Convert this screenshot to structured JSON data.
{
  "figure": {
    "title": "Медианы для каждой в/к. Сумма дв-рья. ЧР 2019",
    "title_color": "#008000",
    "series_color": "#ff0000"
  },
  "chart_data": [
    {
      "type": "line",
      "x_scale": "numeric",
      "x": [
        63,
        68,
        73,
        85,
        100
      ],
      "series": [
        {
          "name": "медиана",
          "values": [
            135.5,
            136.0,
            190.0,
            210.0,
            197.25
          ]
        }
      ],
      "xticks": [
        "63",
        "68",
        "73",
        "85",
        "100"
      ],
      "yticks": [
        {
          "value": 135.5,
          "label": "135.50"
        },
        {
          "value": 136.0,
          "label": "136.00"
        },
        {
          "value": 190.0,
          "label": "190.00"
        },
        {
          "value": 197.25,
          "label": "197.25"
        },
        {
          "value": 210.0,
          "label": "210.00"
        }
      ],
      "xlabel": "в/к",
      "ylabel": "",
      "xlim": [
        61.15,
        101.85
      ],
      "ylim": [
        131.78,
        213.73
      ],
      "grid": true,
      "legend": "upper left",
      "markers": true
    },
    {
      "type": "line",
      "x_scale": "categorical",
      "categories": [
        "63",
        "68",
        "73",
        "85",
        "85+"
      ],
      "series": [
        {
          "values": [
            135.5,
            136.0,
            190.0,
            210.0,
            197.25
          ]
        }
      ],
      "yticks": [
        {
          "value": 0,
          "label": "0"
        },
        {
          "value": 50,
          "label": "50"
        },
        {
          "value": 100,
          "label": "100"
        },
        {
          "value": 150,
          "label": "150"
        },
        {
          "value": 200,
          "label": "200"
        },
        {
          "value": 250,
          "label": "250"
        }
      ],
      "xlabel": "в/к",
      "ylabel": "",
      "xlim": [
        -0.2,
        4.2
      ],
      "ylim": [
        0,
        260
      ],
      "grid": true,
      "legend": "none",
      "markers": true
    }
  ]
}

# # # # # # #

## OBJECTIVE
Set all of the entries down again, exactly as they were given.

## RESULT
Convert this screenshot to structured JSON data.
{
  "figure": {
    "title": "Медианы для каждой в/к. Сумма дв-рья. ЧР 2019",
    "title_color": "#008000",
    "series_color": "#ff0000"
  },
  "chart_data": [
    {
      "type": "line",
      "x_scale": "numeric",
      "x": [
        63,
        68,
        73,
        85,
        100
      ],
      "series": [
        {
          "name": "медиана",
          "values": [
            135.5,
            136.0,
            190.0,
            210.0,
            197.25
          ]
        }
      ],
      "xticks": [
        "63",
        "68",
        "73",
        "85",
        "100"
      ],
      "yticks": [
        {
          "value": 135.5,
          "label": "135.50"
        },
        {
          "value": 136.0,
          "label": "136.00"
        },
        {
          "value": 190.0,
          "label": "190.00"
        },
        {
          "value": 197.25,
          "label": "197.25"
        },
        {
          "value": 210.0,
          "label": "210.00"
        }
      ],
      "xlabel": "в/к",
      "ylabel": "",
      "xlim": [
        61.15,
        101.85
      ],
      "ylim": [
        131.78,
        213.73
      ],
      "grid": true,
      "legend": "upper left",
      "markers": true
    },
    {
      "type": "line",
      "x_scale": "categorical",
      "categories": [
        "63",
        "68",
        "73",
        "85",
        "85+"
      ],
      "series": [
        {
          "values": [
            135.5,
            136.0,
            190.0,
            210.0,
            197.25
          ]
        }
      ],
      "yticks": [
        {
          "value": 0,
          "label": "0"
        },
        {
          "value": 50,
          "label": "50"
        },
        {
          "value": 100,
          "label": "100"
        },
        {
          "value": 150,
          "label": "150"
        },
        {
          "value": 200,
          "label": "200"
        },
        {
          "value": 250,
          "label": "250"
        }
      ],
      "xlabel": "в/к",
      "ylabel": "",
      "xlim": [
        -0.2,
        4.2
      ],
      "ylim": [
        0,
        260
      ],
      "grid": true,
      "legend": "none",
      "markers": true
    }
  ]
}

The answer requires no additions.